begin

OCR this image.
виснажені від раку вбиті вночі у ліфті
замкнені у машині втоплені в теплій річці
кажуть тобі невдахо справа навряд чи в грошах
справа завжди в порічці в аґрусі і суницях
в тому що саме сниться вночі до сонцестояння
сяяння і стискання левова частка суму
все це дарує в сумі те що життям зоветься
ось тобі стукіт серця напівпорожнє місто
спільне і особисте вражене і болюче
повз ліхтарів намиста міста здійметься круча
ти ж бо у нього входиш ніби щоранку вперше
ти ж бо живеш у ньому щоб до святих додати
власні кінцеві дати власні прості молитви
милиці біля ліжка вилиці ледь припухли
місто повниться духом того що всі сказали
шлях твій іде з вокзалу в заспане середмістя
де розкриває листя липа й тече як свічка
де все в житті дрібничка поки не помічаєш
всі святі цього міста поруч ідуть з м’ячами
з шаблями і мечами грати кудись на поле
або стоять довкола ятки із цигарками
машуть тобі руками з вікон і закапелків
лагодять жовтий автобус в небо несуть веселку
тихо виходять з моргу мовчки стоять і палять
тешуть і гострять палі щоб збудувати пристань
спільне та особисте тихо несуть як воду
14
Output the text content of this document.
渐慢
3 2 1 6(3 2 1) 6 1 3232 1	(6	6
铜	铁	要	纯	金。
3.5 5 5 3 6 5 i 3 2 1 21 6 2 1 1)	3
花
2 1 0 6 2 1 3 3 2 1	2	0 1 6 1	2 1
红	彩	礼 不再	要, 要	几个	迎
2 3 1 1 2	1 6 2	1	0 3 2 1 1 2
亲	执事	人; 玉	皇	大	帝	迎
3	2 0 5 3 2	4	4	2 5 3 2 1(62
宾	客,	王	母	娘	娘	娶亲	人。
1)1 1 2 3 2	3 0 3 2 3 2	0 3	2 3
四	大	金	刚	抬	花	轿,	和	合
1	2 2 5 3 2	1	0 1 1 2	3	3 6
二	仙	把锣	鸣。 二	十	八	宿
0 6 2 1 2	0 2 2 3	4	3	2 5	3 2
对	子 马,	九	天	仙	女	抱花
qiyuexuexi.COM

end

→ WORK REQUIRED
Set down the listing above in full, please, exactly as it appears.

→ RIGHT ANSWER
OCR this image.
виснажені від раку вбиті вночі у ліфті
замкнені у машині втоплені в теплій річці
кажуть тобі невдахо справа навряд чи в грошах
справа завжди в порічці в аґрусі і суницях
в тому що саме сниться вночі до сонцестояння
сяяння і стискання левова частка суму
все це дарує в сумі те що життям зоветься
ось тобі стукіт серця напівпорожнє місто
спільне і особисте вражене і болюче
повз ліхтарів намиста міста здійметься круча
ти ж бо у нього входиш ніби щоранку вперше
ти ж бо живеш у ньому щоб до святих додати
власні кінцеві дати власні прості молитви
милиці біля ліжка вилиці ледь припухли
місто повниться духом того що всі сказали
шлях твій іде з вокзалу в заспане середмістя
де розкриває листя липа й тече як свічка
де все в житті дрібничка поки не помічаєш
всі святі цього міста поруч ідуть з м’ячами
з шаблями і мечами грати кудись на поле
або стоять довкола ятки із цигарками
машуть тобі руками з вікон і закапелків
лагодять жовтий автобус в небо несуть веселку
тихо виходять з моргу мовчки стоять і палять
тешуть і гострять палі щоб збудувати пристань
спільне та особисте тихо несуть як воду
14
Output the text content of this document.
渐慢
3 2 1 6(3 2 1) 6 1 3232 1	(6	6
铜	铁	要	纯	金。
3.5 5 5 3 6 5 i 3 2 1 21 6 2 1 1)	3
花
2 1 0 6 2 1 3 3 2 1	2	0 1 6 1	2 1
红	彩	礼 不再	要, 要	几个	迎
2 3 1 1 2	1 6 2	1	0 3 2 1 1 2
亲	执事	人; 玉	皇	大	帝	迎
3	2 0 5 3 2	4	4	2 5 3 2 1(62
宾	客,	王	母	娘	娘	娶亲	人。
1)1 1 2 3 2	3 0 3 2 3 2	0 3	2 3
四	大	金	刚	抬	花	轿,	和	合
1	2 2 5 3 2	1	0 1 1 2	3	3 6
二	仙	把锣	鸣。 二	十	八	宿
0 6 2 1 2	0 2 2 3	4	3	2 5	3 2
对	子 马,	九	天	仙	女	抱花
qiyuexuexi.COM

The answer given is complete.